**Exercise instructions**
Tally the lines of the listing that contain the string "Phòng". Give the number and nothing else.

[Part of a data file]
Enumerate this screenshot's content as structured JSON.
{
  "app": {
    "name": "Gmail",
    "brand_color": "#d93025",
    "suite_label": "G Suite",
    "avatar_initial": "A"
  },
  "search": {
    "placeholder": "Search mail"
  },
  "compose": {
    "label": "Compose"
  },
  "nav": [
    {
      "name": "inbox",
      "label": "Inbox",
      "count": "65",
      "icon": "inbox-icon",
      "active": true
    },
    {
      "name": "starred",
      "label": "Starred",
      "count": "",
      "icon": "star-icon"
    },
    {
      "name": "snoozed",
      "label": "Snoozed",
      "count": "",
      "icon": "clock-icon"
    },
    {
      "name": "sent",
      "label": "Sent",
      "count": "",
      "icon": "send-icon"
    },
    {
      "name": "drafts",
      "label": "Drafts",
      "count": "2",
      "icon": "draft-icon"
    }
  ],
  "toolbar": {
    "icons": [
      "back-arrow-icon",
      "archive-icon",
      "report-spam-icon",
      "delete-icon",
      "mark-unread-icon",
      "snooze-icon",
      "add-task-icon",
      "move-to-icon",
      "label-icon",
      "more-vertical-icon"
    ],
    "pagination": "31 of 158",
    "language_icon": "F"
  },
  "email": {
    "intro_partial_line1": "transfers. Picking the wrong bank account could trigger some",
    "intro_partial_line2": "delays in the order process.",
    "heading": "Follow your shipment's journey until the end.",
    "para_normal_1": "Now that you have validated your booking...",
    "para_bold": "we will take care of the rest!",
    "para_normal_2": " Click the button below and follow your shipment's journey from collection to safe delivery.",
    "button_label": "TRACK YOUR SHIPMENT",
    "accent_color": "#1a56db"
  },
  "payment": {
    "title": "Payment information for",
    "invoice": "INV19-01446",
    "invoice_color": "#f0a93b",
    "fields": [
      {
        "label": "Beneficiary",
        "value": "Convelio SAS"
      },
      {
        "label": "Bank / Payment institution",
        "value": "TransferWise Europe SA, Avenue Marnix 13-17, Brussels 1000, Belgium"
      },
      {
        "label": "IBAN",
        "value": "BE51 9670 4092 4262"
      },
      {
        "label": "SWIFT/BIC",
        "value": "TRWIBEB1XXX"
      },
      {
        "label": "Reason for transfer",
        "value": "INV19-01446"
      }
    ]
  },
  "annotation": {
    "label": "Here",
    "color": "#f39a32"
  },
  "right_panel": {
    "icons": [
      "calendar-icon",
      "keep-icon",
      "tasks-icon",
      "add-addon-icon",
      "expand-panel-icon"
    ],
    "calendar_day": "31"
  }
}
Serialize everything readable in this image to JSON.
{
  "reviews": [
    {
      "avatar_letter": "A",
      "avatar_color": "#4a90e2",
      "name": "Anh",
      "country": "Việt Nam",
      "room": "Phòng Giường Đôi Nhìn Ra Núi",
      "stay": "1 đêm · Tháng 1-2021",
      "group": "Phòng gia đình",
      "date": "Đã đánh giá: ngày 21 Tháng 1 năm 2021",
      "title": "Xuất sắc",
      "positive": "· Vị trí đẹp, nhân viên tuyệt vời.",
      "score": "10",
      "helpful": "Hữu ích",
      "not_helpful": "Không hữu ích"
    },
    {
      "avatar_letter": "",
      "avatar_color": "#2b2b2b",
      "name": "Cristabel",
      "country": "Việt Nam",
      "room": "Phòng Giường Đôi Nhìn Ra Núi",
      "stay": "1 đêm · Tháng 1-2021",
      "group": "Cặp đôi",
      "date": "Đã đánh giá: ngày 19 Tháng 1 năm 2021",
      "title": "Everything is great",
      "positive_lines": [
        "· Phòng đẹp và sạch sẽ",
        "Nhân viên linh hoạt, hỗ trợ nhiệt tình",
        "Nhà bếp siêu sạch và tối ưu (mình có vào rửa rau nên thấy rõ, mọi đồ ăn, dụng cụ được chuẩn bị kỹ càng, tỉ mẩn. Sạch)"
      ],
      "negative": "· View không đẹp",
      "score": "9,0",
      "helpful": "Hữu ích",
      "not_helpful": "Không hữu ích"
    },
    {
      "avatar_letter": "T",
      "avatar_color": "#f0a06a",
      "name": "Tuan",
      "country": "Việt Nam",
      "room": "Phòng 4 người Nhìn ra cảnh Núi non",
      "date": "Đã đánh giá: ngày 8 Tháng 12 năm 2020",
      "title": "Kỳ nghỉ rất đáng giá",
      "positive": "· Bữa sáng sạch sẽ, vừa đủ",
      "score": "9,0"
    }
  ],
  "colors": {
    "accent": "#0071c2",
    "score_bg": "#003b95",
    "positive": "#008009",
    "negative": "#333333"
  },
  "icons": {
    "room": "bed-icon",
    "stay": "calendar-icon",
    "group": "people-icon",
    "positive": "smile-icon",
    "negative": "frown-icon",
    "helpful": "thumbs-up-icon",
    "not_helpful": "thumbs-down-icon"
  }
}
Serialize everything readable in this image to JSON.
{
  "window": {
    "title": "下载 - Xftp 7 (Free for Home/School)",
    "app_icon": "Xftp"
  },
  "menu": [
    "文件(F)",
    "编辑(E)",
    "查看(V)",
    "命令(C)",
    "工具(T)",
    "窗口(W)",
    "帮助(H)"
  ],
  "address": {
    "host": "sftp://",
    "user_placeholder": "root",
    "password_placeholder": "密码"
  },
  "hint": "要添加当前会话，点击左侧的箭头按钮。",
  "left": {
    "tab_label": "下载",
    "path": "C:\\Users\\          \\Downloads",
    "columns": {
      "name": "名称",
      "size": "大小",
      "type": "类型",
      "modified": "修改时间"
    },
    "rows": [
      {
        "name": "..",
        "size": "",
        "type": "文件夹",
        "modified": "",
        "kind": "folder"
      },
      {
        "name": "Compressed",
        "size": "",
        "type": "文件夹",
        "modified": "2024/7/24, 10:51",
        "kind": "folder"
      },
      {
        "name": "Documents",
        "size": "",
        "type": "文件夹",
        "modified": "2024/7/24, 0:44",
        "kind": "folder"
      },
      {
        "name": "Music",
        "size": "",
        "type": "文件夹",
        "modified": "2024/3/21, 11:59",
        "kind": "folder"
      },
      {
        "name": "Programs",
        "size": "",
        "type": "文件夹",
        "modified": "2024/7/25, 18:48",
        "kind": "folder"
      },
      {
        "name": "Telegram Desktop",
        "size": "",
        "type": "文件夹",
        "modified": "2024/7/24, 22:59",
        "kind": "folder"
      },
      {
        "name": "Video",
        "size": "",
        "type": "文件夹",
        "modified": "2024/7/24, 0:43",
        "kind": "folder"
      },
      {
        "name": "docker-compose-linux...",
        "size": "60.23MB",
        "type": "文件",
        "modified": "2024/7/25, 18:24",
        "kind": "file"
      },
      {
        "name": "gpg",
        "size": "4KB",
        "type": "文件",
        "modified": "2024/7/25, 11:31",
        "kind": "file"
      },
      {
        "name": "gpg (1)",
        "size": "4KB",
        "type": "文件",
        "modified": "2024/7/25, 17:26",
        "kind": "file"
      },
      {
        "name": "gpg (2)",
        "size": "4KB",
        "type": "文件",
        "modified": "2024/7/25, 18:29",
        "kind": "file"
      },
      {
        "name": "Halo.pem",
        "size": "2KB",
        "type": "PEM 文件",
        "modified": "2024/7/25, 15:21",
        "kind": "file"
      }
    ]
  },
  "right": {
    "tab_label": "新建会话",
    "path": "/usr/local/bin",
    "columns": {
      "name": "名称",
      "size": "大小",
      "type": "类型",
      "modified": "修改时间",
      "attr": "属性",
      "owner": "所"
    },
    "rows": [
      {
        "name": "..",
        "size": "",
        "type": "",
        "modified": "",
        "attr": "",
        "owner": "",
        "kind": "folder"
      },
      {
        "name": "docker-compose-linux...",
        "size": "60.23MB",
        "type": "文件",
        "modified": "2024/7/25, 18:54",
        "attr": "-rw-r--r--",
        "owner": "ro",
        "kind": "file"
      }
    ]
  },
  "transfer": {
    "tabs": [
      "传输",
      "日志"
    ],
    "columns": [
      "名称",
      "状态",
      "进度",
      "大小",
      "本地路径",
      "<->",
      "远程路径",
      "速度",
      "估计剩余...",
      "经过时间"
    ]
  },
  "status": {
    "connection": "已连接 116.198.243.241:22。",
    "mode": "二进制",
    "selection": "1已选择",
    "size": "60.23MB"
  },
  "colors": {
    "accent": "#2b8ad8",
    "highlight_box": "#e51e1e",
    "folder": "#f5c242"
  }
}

**Solution to the problem**
5